## [Working data]
▼
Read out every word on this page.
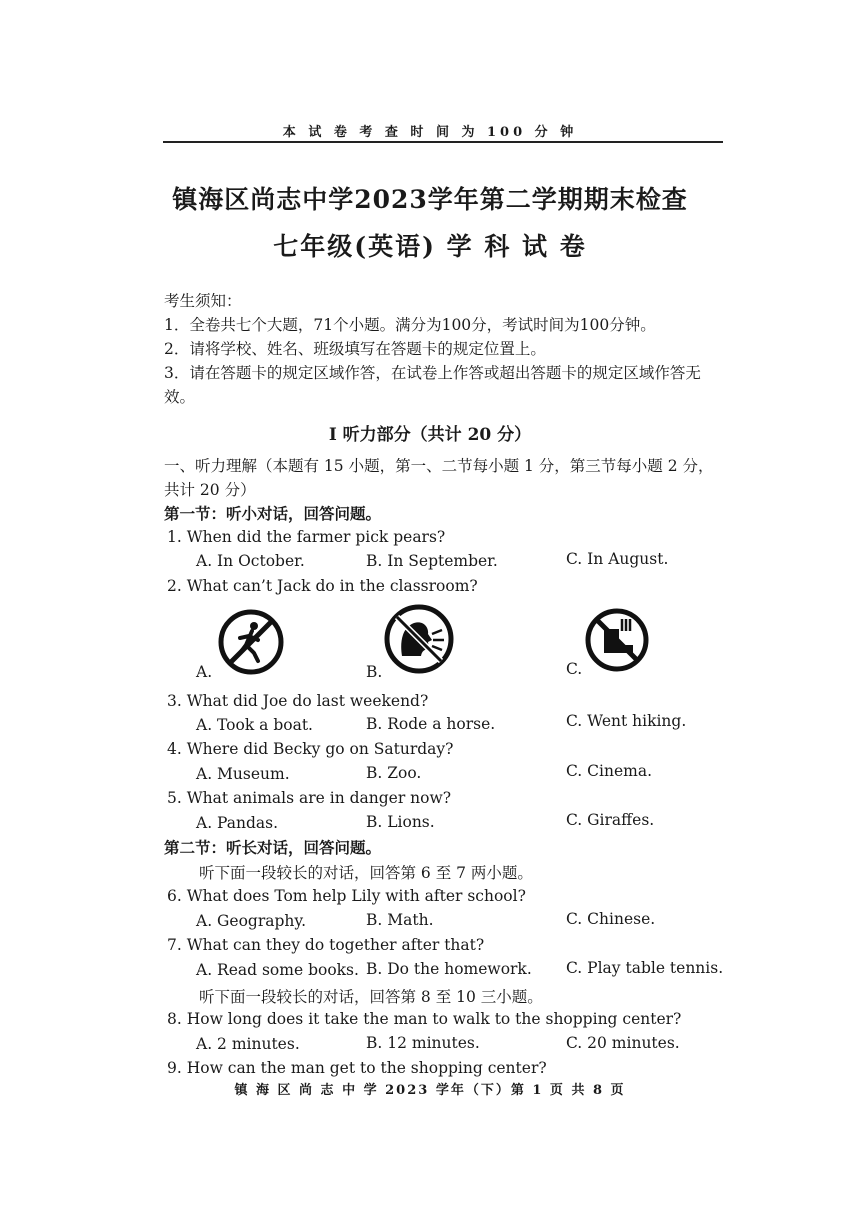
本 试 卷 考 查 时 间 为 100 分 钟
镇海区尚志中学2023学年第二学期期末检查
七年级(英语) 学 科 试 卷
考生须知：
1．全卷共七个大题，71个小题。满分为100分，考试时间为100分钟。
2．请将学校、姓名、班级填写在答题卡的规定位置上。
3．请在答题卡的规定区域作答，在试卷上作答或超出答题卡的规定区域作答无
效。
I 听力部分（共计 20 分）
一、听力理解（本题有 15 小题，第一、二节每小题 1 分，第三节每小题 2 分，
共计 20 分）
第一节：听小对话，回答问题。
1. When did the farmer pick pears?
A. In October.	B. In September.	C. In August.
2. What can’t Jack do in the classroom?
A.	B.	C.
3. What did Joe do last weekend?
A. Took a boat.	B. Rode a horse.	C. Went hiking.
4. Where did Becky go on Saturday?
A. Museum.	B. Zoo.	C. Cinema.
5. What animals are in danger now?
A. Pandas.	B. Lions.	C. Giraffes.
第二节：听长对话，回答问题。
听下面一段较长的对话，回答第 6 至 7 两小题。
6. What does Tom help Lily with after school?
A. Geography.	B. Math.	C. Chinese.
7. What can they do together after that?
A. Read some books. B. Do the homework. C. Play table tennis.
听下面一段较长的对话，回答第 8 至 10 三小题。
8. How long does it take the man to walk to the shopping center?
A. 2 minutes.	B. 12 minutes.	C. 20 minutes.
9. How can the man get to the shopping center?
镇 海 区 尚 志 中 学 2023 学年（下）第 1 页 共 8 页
▲
## [Instruction]
Each entry shown above must be quoted exactly, with its pictures left out.

## [Solved exercise]
Read out every word on this page.
本 试 卷 考 查 时 间 为 100 分 钟
镇海区尚志中学2023学年第二学期期末检查
七年级(英语) 学 科 试 卷
考生须知：
1．全卷共七个大题，71个小题。满分为100分，考试时间为100分钟。
2．请将学校、姓名、班级填写在答题卡的规定位置上。
3．请在答题卡的规定区域作答，在试卷上作答或超出答题卡的规定区域作答无
效。
I 听力部分（共计 20 分）
一、听力理解（本题有 15 小题，第一、二节每小题 1 分，第三节每小题 2 分，
共计 20 分）
第一节：听小对话，回答问题。
1. When did the farmer pick pears?
A. In October.	B. In September.	C. In August.
2. What can’t Jack do in the classroom?
A.	B.	C.
3. What did Joe do last weekend?
A. Took a boat.	B. Rode a horse.	C. Went hiking.
4. Where did Becky go on Saturday?
A. Museum.	B. Zoo.	C. Cinema.
5. What animals are in danger now?
A. Pandas.	B. Lions.	C. Giraffes.
第二节：听长对话，回答问题。
听下面一段较长的对话，回答第 6 至 7 两小题。
6. What does Tom help Lily with after school?
A. Geography.	B. Math.	C. Chinese.
7. What can they do together after that?
A. Read some books. B. Do the homework. C. Play table tennis.
听下面一段较长的对话，回答第 8 至 10 三小题。
8. How long does it take the man to walk to the shopping center?
A. 2 minutes.	B. 12 minutes.	C. 20 minutes.
9. How can the man get to the shopping center?
镇 海 区 尚 志 中 学 2023 学年（下）第 1 页 共 8 页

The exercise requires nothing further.